[Data excerpts]

*-*-*

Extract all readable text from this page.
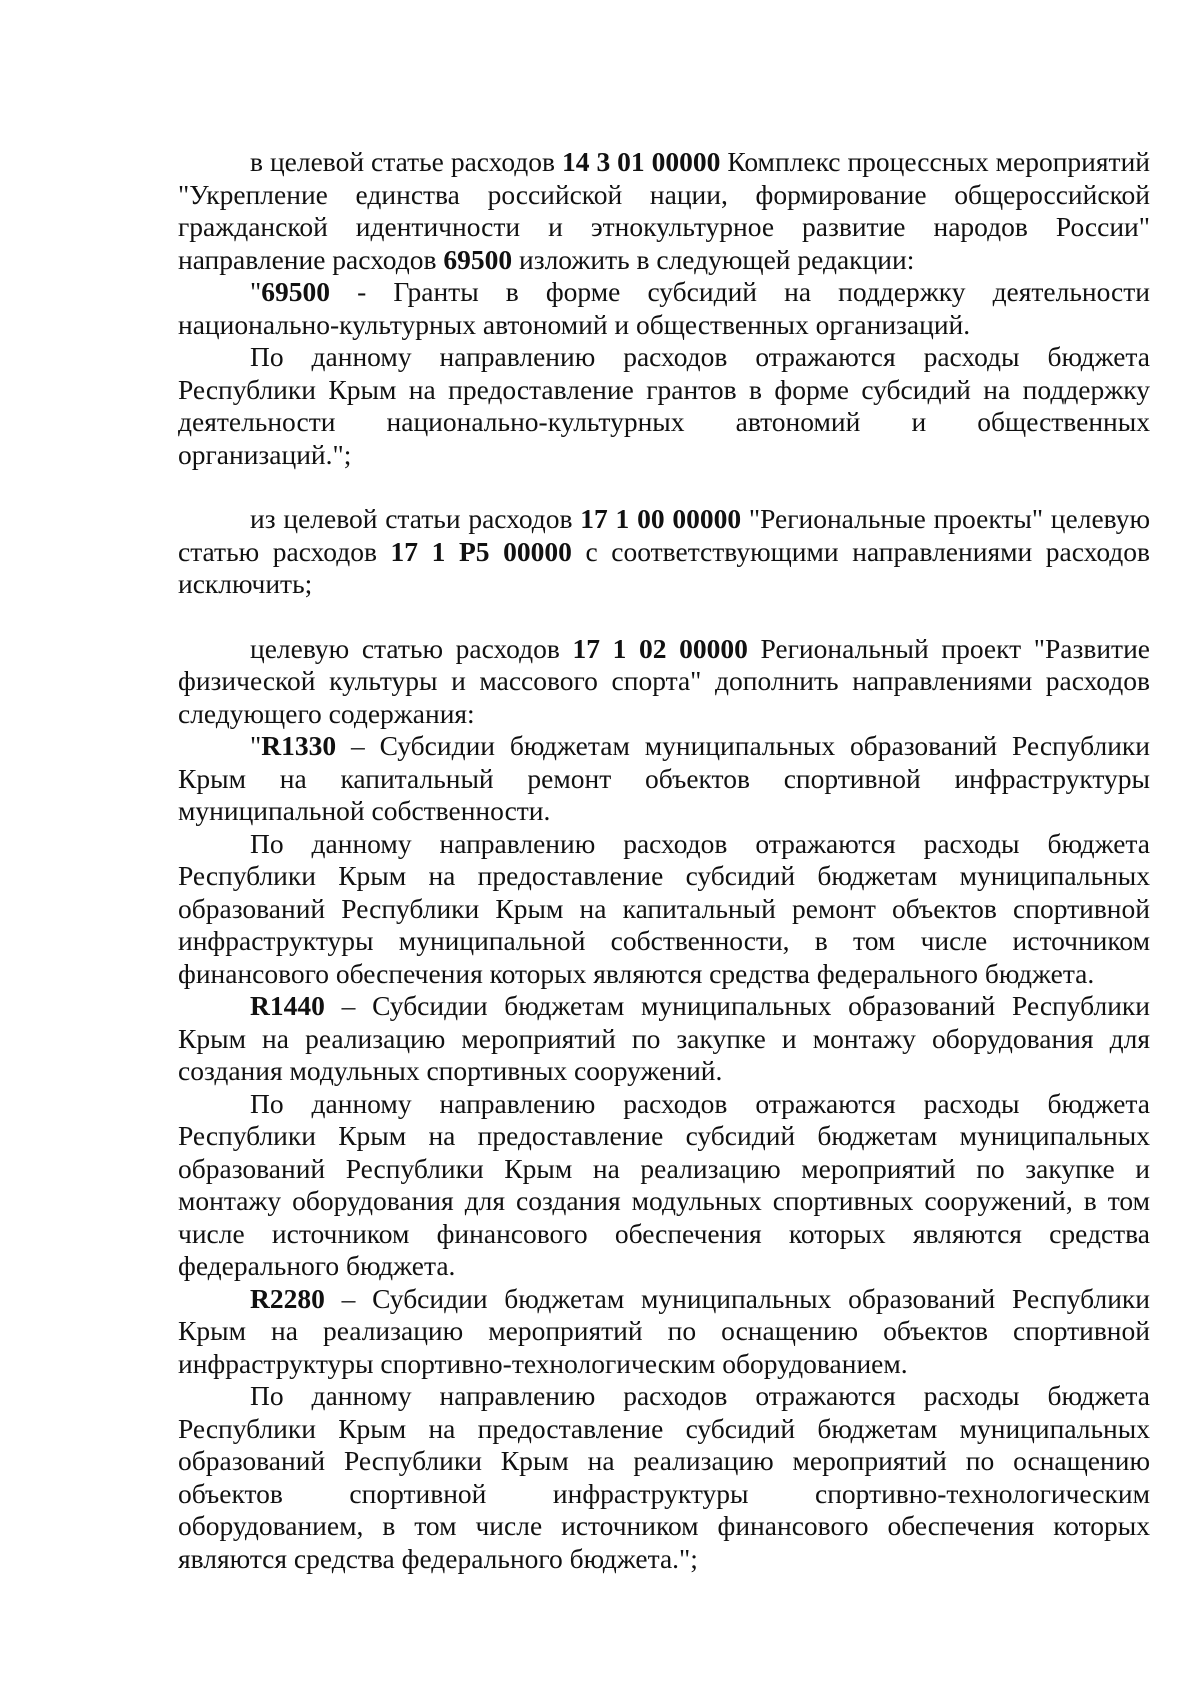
в целевой статье расходов 14 3 01 00000 Комплекс процессных мероприятий "Укрепление единства российской нации, формирование общероссийской гражданской идентичности и этнокультурное развитие народов России" направление расходов 69500 изложить в следующей редакции:

"69500 - Гранты в форме субсидий на поддержку деятельности национально-культурных автономий и общественных организаций.

По данному направлению расходов отражаются расходы бюджета Республики Крым на предоставление грантов в форме субсидий на поддержку деятельности национально-культурных автономий и общественных организаций.";

из целевой статьи расходов 17 1 00 00000 "Региональные проекты" целевую статью расходов 17 1 Р5 00000 с соответствующими направлениями расходов исключить;

целевую статью расходов 17 1 02 00000 Региональный проект "Развитие физической культуры и массового спорта" дополнить направлениями расходов следующего содержания:

"R1330 – Субсидии бюджетам муниципальных образований Республики Крым на капитальный ремонт объектов спортивной инфраструктуры муниципальной собственности.

По данному направлению расходов отражаются расходы бюджета Республики Крым на предоставление субсидий бюджетам муниципальных образований Республики Крым на капитальный ремонт объектов спортивной инфраструктуры муниципальной собственности, в том числе источником финансового обеспечения которых являются средства федерального бюджета.

R1440 – Субсидии бюджетам муниципальных образований Республики Крым на реализацию мероприятий по закупке и монтажу оборудования для создания модульных спортивных сооружений.

По данному направлению расходов отражаются расходы бюджета Республики Крым на предоставление субсидий бюджетам муниципальных образований Республики Крым на реализацию мероприятий по закупке и монтажу оборудования для создания модульных спортивных сооружений, в том числе источником финансового обеспечения которых являются средства федерального бюджета.

R2280 – Субсидии бюджетам муниципальных образований Республики Крым на реализацию мероприятий по оснащению объектов спортивной инфраструктуры спортивно-технологическим оборудованием.

По данному направлению расходов отражаются расходы бюджета Республики Крым на предоставление субсидий бюджетам муниципальных образований Республики Крым на реализацию мероприятий по оснащению объектов спортивной инфраструктуры спортивно-технологическим оборудованием, в том числе источником финансового обеспечения которых являются средства федерального бюджета.";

*-*-*

Reproduce the entries above without change, omitting all pictures.

Extract all readable text from this page.
в целевой статье расходов 14 3 01 00000 Комплекс процессных мероприятий "Укрепление единства российской нации, формирование общероссийской гражданской идентичности и этнокультурное развитие народов России" направление расходов 69500 изложить в следующей редакции:

"69500 - Гранты в форме субсидий на поддержку деятельности национально-культурных автономий и общественных организаций.

По данному направлению расходов отражаются расходы бюджета Республики Крым на предоставление грантов в форме субсидий на поддержку деятельности национально-культурных автономий и общественных организаций.";

из целевой статьи расходов 17 1 00 00000 "Региональные проекты" целевую статью расходов 17 1 Р5 00000 с соответствующими направлениями расходов исключить;

целевую статью расходов 17 1 02 00000 Региональный проект "Развитие физической культуры и массового спорта" дополнить направлениями расходов следующего содержания:

"R1330 – Субсидии бюджетам муниципальных образований Республики Крым на капитальный ремонт объектов спортивной инфраструктуры муниципальной собственности.

По данному направлению расходов отражаются расходы бюджета Республики Крым на предоставление субсидий бюджетам муниципальных образований Республики Крым на капитальный ремонт объектов спортивной инфраструктуры муниципальной собственности, в том числе источником финансового обеспечения которых являются средства федерального бюджета.

R1440 – Субсидии бюджетам муниципальных образований Республики Крым на реализацию мероприятий по закупке и монтажу оборудования для создания модульных спортивных сооружений.

По данному направлению расходов отражаются расходы бюджета Республики Крым на предоставление субсидий бюджетам муниципальных образований Республики Крым на реализацию мероприятий по закупке и монтажу оборудования для создания модульных спортивных сооружений, в том числе источником финансового обеспечения которых являются средства федерального бюджета.

R2280 – Субсидии бюджетам муниципальных образований Республики Крым на реализацию мероприятий по оснащению объектов спортивной инфраструктуры спортивно-технологическим оборудованием.

По данному направлению расходов отражаются расходы бюджета Республики Крым на предоставление субсидий бюджетам муниципальных образований Республики Крым на реализацию мероприятий по оснащению объектов спортивной инфраструктуры спортивно-технологическим оборудованием, в том числе источником финансового обеспечения которых являются средства федерального бюджета.";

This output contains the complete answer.